Copy every line of the data that includes the string "from".

__GIVEN ENTRIES__
+---+

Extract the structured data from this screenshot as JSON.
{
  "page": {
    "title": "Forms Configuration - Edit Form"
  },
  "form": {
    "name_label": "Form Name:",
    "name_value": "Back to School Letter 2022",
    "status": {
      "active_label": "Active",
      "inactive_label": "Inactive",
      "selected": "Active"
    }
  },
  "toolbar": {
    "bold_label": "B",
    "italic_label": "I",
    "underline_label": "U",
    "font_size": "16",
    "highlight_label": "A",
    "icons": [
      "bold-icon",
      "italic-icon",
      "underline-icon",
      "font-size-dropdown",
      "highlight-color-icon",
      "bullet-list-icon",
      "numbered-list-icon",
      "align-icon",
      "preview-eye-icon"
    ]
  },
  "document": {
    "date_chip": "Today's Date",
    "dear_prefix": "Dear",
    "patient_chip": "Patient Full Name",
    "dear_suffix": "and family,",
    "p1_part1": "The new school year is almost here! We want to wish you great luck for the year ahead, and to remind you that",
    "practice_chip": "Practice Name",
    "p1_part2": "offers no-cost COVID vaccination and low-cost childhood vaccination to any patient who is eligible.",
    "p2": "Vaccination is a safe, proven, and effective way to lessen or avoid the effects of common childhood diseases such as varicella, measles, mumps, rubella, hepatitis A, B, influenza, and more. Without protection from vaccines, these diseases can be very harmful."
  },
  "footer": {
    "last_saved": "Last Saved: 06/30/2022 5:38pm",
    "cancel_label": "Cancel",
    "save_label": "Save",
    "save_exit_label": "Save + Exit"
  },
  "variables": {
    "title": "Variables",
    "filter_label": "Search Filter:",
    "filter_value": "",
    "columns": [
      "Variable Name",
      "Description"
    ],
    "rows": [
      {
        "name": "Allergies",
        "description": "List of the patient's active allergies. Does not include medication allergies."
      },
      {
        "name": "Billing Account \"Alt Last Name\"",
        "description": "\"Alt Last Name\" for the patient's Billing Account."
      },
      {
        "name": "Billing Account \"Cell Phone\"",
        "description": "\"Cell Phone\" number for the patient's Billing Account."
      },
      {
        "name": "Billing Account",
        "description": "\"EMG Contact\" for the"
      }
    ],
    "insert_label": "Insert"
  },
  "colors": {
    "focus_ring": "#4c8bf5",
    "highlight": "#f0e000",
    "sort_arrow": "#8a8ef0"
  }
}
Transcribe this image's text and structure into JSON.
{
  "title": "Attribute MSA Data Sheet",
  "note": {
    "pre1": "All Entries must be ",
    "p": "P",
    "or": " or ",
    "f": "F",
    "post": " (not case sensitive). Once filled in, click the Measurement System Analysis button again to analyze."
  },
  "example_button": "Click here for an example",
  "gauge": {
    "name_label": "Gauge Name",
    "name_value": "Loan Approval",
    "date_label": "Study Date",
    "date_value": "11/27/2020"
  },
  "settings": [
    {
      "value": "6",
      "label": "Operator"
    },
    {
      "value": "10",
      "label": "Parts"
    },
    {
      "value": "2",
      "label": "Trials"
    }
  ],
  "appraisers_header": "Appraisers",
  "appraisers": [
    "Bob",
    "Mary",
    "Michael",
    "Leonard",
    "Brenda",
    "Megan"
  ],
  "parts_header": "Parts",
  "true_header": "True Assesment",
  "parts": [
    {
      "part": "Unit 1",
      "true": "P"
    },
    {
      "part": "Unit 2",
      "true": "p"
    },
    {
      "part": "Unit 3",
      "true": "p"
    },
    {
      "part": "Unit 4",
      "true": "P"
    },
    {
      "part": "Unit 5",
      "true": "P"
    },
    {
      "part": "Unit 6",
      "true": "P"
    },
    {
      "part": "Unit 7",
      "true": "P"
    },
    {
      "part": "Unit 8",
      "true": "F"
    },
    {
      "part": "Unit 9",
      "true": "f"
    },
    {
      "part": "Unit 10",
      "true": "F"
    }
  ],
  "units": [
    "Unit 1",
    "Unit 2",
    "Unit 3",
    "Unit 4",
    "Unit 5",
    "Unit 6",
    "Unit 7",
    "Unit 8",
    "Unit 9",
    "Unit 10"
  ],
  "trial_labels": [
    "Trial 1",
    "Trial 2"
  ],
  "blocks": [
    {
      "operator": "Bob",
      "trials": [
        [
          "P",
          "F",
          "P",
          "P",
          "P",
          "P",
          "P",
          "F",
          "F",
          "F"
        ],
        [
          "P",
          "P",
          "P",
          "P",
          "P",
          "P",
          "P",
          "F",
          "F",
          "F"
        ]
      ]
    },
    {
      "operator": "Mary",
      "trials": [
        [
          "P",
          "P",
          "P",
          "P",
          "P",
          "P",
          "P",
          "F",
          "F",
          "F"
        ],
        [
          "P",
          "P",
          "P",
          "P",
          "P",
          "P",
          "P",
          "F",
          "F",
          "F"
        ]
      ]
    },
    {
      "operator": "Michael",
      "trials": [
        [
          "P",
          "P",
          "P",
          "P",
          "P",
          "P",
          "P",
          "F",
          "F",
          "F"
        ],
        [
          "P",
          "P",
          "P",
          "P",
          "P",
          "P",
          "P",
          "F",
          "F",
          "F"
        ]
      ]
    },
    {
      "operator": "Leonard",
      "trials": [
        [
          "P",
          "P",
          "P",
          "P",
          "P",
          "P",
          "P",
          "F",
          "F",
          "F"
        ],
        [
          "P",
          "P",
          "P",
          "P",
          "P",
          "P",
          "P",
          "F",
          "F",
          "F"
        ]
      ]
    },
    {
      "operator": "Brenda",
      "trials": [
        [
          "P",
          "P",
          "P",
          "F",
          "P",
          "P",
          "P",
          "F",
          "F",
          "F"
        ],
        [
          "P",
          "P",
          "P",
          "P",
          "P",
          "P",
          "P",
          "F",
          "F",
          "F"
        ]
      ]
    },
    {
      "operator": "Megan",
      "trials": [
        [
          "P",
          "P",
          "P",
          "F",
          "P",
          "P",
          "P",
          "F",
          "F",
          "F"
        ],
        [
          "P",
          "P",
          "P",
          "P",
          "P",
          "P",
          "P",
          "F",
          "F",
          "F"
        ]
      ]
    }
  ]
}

+---+

__ANSWER TO THIS TASK__
Extract the structured data from this screenshot as JSON.
    "p2": "Vaccination is a safe, proven, and effective way to lessen or avoid the effects of common childhood diseases such as varicella, measles, mumps, rubella, hepatitis A, B, influenza, and more. Without protection from vaccines, these diseases can be very harmful."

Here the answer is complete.